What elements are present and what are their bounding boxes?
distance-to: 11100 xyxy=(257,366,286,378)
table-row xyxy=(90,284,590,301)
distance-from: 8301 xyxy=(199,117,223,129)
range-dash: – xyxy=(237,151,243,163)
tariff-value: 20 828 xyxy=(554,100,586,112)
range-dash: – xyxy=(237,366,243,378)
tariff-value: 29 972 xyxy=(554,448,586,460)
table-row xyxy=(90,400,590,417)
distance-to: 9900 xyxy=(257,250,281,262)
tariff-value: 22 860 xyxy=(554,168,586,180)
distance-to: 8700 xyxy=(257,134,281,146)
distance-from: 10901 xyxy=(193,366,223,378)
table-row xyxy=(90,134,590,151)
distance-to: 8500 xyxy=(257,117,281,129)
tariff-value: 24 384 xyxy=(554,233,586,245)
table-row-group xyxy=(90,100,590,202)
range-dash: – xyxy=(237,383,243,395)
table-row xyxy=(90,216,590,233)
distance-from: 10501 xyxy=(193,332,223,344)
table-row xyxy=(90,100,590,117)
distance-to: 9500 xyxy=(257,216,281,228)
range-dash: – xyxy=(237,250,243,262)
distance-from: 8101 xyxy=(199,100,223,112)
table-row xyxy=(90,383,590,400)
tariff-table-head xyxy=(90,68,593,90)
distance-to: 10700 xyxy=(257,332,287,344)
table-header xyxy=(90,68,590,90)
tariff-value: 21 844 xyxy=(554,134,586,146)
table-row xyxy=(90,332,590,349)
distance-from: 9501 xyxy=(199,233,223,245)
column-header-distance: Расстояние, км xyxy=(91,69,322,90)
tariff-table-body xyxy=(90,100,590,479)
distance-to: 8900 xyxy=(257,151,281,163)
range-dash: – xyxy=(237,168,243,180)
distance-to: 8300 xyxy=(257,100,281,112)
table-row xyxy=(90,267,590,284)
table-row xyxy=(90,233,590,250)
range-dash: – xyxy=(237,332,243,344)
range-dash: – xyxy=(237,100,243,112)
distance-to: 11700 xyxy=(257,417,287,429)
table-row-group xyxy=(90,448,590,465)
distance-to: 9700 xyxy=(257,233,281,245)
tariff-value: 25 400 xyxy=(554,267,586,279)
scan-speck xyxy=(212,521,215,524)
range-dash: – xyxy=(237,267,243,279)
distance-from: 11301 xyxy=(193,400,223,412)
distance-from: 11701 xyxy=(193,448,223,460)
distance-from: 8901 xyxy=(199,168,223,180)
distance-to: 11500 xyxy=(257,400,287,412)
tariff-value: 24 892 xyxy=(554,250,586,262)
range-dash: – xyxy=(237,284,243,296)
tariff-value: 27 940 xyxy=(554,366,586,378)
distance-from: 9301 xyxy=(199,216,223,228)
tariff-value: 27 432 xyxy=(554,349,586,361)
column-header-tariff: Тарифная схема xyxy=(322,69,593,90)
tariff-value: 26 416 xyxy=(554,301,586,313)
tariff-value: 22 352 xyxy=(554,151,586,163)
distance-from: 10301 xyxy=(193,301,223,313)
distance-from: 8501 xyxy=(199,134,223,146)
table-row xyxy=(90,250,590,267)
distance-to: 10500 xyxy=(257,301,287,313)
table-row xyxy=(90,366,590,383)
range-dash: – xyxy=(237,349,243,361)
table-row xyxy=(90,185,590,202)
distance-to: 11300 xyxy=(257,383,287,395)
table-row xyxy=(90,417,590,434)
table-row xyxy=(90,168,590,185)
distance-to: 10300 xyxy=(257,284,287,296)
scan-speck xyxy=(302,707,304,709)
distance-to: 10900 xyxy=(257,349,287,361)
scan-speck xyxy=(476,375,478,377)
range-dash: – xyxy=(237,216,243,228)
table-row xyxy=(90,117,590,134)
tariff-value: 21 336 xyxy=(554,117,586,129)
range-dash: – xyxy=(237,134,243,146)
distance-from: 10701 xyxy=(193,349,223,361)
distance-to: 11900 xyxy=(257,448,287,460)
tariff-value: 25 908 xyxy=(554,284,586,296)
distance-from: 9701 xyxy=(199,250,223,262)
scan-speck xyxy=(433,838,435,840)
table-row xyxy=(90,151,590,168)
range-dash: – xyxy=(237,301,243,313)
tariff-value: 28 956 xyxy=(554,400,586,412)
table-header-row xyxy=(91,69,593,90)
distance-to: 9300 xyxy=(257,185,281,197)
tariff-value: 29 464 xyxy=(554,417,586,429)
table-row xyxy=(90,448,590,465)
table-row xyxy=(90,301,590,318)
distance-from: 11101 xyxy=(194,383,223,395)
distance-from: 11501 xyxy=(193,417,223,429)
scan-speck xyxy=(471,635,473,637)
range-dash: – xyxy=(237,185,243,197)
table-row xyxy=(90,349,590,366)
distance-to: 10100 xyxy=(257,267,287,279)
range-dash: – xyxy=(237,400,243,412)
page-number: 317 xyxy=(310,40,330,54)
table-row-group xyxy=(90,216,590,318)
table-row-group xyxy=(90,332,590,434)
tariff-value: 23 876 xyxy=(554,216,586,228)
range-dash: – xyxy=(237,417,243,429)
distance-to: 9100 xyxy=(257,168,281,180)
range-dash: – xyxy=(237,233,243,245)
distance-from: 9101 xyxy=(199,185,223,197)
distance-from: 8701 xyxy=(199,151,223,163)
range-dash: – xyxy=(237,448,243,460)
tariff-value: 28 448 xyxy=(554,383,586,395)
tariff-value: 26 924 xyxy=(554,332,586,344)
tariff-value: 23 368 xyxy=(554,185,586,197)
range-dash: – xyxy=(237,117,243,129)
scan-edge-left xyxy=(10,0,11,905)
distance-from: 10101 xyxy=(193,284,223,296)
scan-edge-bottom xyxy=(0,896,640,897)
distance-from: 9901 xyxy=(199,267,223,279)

■ Detalles del ejercicio
Reescribe todos los registros cambiando "tariff-value" por "rate-value" y sin modificar nada más.

■ Respuesta
What elements are present and what are their bounding boxes?
distance-to: 11100 xyxy=(257,366,286,378)
table-row xyxy=(90,284,590,301)
distance-from: 8301 xyxy=(199,117,223,129)
range-dash: – xyxy=(237,151,243,163)
rate-value: 20 828 xyxy=(554,100,586,112)
range-dash: – xyxy=(237,366,243,378)
rate-value: 29 972 xyxy=(554,448,586,460)
table-row xyxy=(90,400,590,417)
distance-to: 9900 xyxy=(257,250,281,262)
rate-value: 22 860 xyxy=(554,168,586,180)
distance-to: 8700 xyxy=(257,134,281,146)
distance-from: 10901 xyxy=(193,366,223,378)
table-row xyxy=(90,134,590,151)
distance-to: 8500 xyxy=(257,117,281,129)
rate-value: 24 384 xyxy=(554,233,586,245)
table-row-group xyxy=(90,100,590,202)
range-dash: – xyxy=(237,383,243,395)
table-row xyxy=(90,216,590,233)
distance-from: 10501 xyxy=(193,332,223,344)
table-row xyxy=(90,100,590,117)
distance-to: 9500 xyxy=(257,216,281,228)
range-dash: – xyxy=(237,250,243,262)
distance-from: 8101 xyxy=(199,100,223,112)
table-row xyxy=(90,383,590,400)
tariff-table-head xyxy=(90,68,593,90)
distance-to: 10700 xyxy=(257,332,287,344)
table-header xyxy=(90,68,590,90)
rate-value: 21 844 xyxy=(554,134,586,146)
table-row xyxy=(90,332,590,349)
distance-from: 9501 xyxy=(199,233,223,245)
column-header-distance: Расстояние, км xyxy=(91,69,322,90)
tariff-table-body xyxy=(90,100,590,479)
distance-to: 8900 xyxy=(257,151,281,163)
range-dash: – xyxy=(237,168,243,180)
distance-to: 8300 xyxy=(257,100,281,112)
table-row xyxy=(90,267,590,284)
table-row xyxy=(90,233,590,250)
range-dash: – xyxy=(237,332,243,344)
range-dash: – xyxy=(237,100,243,112)
distance-to: 11700 xyxy=(257,417,287,429)
table-row-group xyxy=(90,448,590,465)
distance-to: 9700 xyxy=(257,233,281,245)
rate-value: 25 400 xyxy=(554,267,586,279)
scan-speck xyxy=(212,521,215,524)
range-dash: – xyxy=(237,267,243,279)
distance-from: 11301 xyxy=(193,400,223,412)
distance-from: 11701 xyxy=(193,448,223,460)
distance-from: 8901 xyxy=(199,168,223,180)
distance-to: 11500 xyxy=(257,400,287,412)
rate-value: 24 892 xyxy=(554,250,586,262)
range-dash: – xyxy=(237,284,243,296)
rate-value: 27 940 xyxy=(554,366,586,378)
distance-from: 9301 xyxy=(199,216,223,228)
rate-value: 27 432 xyxy=(554,349,586,361)
column-header-tariff: Тарифная схема xyxy=(322,69,593,90)
rate-value: 26 416 xyxy=(554,301,586,313)
rate-value: 22 352 xyxy=(554,151,586,163)
distance-from: 10301 xyxy=(193,301,223,313)
distance-from: 8501 xyxy=(199,134,223,146)
table-row xyxy=(90,250,590,267)
distance-to: 10500 xyxy=(257,301,287,313)
table-row xyxy=(90,366,590,383)
range-dash: – xyxy=(237,349,243,361)
table-row xyxy=(90,185,590,202)
distance-to: 11300 xyxy=(257,383,287,395)
table-row xyxy=(90,417,590,434)
table-row xyxy=(90,168,590,185)
distance-to: 10300 xyxy=(257,284,287,296)
scan-speck xyxy=(302,707,304,709)
distance-to: 10900 xyxy=(257,349,287,361)
scan-speck xyxy=(476,375,478,377)
range-dash: – xyxy=(237,216,243,228)
table-row xyxy=(90,117,590,134)
rate-value: 21 336 xyxy=(554,117,586,129)
range-dash: – xyxy=(237,134,243,146)
distance-from: 10701 xyxy=(193,349,223,361)
distance-to: 11900 xyxy=(257,448,287,460)
rate-value: 25 908 xyxy=(554,284,586,296)
distance-from: 9701 xyxy=(199,250,223,262)
scan-speck xyxy=(433,838,435,840)
table-row xyxy=(90,151,590,168)
range-dash: – xyxy=(237,301,243,313)
rate-value: 28 956 xyxy=(554,400,586,412)
table-header-row xyxy=(91,69,593,90)
distance-to: 9300 xyxy=(257,185,281,197)
rate-value: 29 464 xyxy=(554,417,586,429)
table-row xyxy=(90,448,590,465)
table-row xyxy=(90,301,590,318)
distance-from: 11101 xyxy=(194,383,223,395)
distance-from: 11501 xyxy=(193,417,223,429)
scan-speck xyxy=(471,635,473,637)
range-dash: – xyxy=(237,185,243,197)
table-row xyxy=(90,349,590,366)
distance-to: 10100 xyxy=(257,267,287,279)
range-dash: – xyxy=(237,400,243,412)
page-number: 317 xyxy=(310,40,330,54)
table-row-group xyxy=(90,216,590,318)
table-row-group xyxy=(90,332,590,434)
rate-value: 23 876 xyxy=(554,216,586,228)
range-dash: – xyxy=(237,417,243,429)
distance-to: 9100 xyxy=(257,168,281,180)
range-dash: – xyxy=(237,233,243,245)
distance-from: 9101 xyxy=(199,185,223,197)
distance-from: 8701 xyxy=(199,151,223,163)
range-dash: – xyxy=(237,448,243,460)
rate-value: 28 448 xyxy=(554,383,586,395)
rate-value: 26 924 xyxy=(554,332,586,344)
rate-value: 23 368 xyxy=(554,185,586,197)
range-dash: – xyxy=(237,117,243,129)
scan-edge-left xyxy=(10,0,11,905)
distance-from: 10101 xyxy=(193,284,223,296)
scan-edge-bottom xyxy=(0,896,640,897)
distance-from: 9901 xyxy=(199,267,223,279)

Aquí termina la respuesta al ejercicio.